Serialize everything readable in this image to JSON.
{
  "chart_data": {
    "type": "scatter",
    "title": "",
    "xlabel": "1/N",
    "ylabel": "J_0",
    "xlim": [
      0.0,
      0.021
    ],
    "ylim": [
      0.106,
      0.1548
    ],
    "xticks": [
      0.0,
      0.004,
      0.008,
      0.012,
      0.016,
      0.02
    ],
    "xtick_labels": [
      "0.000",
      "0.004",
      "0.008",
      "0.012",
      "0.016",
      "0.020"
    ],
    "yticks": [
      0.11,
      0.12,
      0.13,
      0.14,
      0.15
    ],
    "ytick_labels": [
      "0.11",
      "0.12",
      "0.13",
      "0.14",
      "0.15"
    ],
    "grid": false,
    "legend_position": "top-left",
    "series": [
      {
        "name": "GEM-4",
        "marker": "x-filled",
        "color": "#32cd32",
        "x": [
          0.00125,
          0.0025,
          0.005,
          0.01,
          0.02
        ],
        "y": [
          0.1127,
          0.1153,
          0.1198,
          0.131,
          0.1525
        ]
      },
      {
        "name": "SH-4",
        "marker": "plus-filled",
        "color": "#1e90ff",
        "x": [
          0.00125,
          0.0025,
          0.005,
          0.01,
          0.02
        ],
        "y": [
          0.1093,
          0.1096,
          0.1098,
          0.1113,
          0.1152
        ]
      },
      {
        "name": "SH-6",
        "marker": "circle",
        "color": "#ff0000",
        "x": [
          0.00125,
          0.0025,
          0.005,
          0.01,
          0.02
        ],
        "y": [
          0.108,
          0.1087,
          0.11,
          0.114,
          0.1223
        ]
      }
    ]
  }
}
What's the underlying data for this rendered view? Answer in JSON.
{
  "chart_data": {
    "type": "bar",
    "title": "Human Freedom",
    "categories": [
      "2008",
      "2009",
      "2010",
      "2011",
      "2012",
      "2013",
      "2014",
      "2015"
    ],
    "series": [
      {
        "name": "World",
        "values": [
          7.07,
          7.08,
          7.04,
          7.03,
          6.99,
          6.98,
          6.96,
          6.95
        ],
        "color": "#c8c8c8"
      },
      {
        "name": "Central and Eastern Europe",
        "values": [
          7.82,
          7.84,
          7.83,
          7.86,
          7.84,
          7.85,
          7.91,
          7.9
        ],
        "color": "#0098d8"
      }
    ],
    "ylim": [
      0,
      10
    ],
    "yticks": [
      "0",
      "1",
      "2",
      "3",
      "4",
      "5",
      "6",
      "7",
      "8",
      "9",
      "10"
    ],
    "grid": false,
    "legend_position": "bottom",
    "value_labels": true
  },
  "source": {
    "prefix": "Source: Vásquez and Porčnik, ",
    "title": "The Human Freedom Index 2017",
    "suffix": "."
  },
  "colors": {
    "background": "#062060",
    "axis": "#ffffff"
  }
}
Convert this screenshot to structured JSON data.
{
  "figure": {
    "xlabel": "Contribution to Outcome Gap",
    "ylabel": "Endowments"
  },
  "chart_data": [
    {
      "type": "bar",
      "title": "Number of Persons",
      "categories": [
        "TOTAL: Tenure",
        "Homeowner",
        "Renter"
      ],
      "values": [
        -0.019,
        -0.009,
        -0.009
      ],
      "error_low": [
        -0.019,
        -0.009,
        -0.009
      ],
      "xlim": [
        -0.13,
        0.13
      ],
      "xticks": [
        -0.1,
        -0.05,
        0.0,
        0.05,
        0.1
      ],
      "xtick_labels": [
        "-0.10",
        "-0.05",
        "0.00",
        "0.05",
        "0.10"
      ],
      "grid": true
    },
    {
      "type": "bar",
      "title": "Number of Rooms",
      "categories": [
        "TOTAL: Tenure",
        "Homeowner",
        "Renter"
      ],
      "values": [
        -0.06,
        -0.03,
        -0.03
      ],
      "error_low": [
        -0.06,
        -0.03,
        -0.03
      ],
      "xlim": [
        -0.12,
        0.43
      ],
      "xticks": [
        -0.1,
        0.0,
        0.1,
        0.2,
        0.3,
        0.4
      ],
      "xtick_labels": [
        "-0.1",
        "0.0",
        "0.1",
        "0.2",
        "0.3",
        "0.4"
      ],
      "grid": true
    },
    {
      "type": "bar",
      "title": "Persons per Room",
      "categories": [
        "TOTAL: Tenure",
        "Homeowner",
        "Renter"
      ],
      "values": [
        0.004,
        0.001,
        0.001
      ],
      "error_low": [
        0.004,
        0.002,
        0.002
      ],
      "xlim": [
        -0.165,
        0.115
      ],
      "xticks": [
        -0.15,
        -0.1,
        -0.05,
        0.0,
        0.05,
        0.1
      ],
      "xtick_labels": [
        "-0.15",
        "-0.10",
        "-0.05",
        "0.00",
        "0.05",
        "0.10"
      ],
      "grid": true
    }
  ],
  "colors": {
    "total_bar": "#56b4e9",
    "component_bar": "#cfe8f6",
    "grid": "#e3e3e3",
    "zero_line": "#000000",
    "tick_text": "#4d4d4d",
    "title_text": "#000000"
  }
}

__Brief__
Your task is to quote all of the data word for word.

__Output__
Serialize everything readable in this image to JSON.
{
  "chart_data": {
    "type": "scatter",
    "title": "",
    "xlabel": "1/N",
    "ylabel": "J_0",
    "xlim": [
      0.0,
      0.021
    ],
    "ylim": [
      0.106,
      0.1548
    ],
    "xticks": [
      0.0,
      0.004,
      0.008,
      0.012,
      0.016,
      0.02
    ],
    "xtick_labels": [
      "0.000",
      "0.004",
      "0.008",
      "0.012",
      "0.016",
      "0.020"
    ],
    "yticks": [
      0.11,
      0.12,
      0.13,
      0.14,
      0.15
    ],
    "ytick_labels": [
      "0.11",
      "0.12",
      "0.13",
      "0.14",
      "0.15"
    ],
    "grid": false,
    "legend_position": "top-left",
    "series": [
      {
        "name": "GEM-4",
        "marker": "x-filled",
        "color": "#32cd32",
        "x": [
          0.00125,
          0.0025,
          0.005,
          0.01,
          0.02
        ],
        "y": [
          0.1127,
          0.1153,
          0.1198,
          0.131,
          0.1525
        ]
      },
      {
        "name": "SH-4",
        "marker": "plus-filled",
        "color": "#1e90ff",
        "x": [
          0.00125,
          0.0025,
          0.005,
          0.01,
          0.02
        ],
        "y": [
          0.1093,
          0.1096,
          0.1098,
          0.1113,
          0.1152
        ]
      },
      {
        "name": "SH-6",
        "marker": "circle",
        "color": "#ff0000",
        "x": [
          0.00125,
          0.0025,
          0.005,
          0.01,
          0.02
        ],
        "y": [
          0.108,
          0.1087,
          0.11,
          0.114,
          0.1223
        ]
      }
    ]
  }
}
What's the underlying data for this rendered view? Answer in JSON.
{
  "chart_data": {
    "type": "bar",
    "title": "Human Freedom",
    "categories": [
      "2008",
      "2009",
      "2010",
      "2011",
      "2012",
      "2013",
      "2014",
      "2015"
    ],
    "series": [
      {
        "name": "World",
        "values": [
          7.07,
          7.08,
          7.04,
          7.03,
          6.99,
          6.98,
          6.96,
          6.95
        ],
        "color": "#c8c8c8"
      },
      {
        "name": "Central and Eastern Europe",
        "values": [
          7.82,
          7.84,
          7.83,
          7.86,
          7.84,
          7.85,
          7.91,
          7.9
        ],
        "color": "#0098d8"
      }
    ],
    "ylim": [
      0,
      10
    ],
    "yticks": [
      "0",
      "1",
      "2",
      "3",
      "4",
      "5",
      "6",
      "7",
      "8",
      "9",
      "10"
    ],
    "grid": false,
    "legend_position": "bottom",
    "value_labels": true
  },
  "source": {
    "prefix": "Source: Vásquez and Porčnik, ",
    "title": "The Human Freedom Index 2017",
    "suffix": "."
  },
  "colors": {
    "background": "#062060",
    "axis": "#ffffff"
  }
}
Convert this screenshot to structured JSON data.
{
  "figure": {
    "xlabel": "Contribution to Outcome Gap",
    "ylabel": "Endowments"
  },
  "chart_data": [
    {
      "type": "bar",
      "title": "Number of Persons",
      "categories": [
        "TOTAL: Tenure",
        "Homeowner",
        "Renter"
      ],
      "values": [
        -0.019,
        -0.009,
        -0.009
      ],
      "error_low": [
        -0.019,
        -0.009,
        -0.009
      ],
      "xlim": [
        -0.13,
        0.13
      ],
      "xticks": [
        -0.1,
        -0.05,
        0.0,
        0.05,
        0.1
      ],
      "xtick_labels": [
        "-0.10",
        "-0.05",
        "0.00",
        "0.05",
        "0.10"
      ],
      "grid": true
    },
    {
      "type": "bar",
      "title": "Number of Rooms",
      "categories": [
        "TOTAL: Tenure",
        "Homeowner",
        "Renter"
      ],
      "values": [
        -0.06,
        -0.03,
        -0.03
      ],
      "error_low": [
        -0.06,
        -0.03,
        -0.03
      ],
      "xlim": [
        -0.12,
        0.43
      ],
      "xticks": [
        -0.1,
        0.0,
        0.1,
        0.2,
        0.3,
        0.4
      ],
      "xtick_labels": [
        "-0.1",
        "0.0",
        "0.1",
        "0.2",
        "0.3",
        "0.4"
      ],
      "grid": true
    },
    {
      "type": "bar",
      "title": "Persons per Room",
      "categories": [
        "TOTAL: Tenure",
        "Homeowner",
        "Renter"
      ],
      "values": [
        0.004,
        0.001,
        0.001
      ],
      "error_low": [
        0.004,
        0.002,
        0.002
      ],
      "xlim": [
        -0.165,
        0.115
      ],
      "xticks": [
        -0.15,
        -0.1,
        -0.05,
        0.0,
        0.05,
        0.1
      ],
      "xtick_labels": [
        "-0.15",
        "-0.10",
        "-0.05",
        "0.00",
        "0.05",
        "0.10"
      ],
      "grid": true
    }
  ],
  "colors": {
    "total_bar": "#56b4e9",
    "component_bar": "#cfe8f6",
    "grid": "#e3e3e3",
    "zero_line": "#000000",
    "tick_text": "#4d4d4d",
    "title_text": "#000000"
  }
}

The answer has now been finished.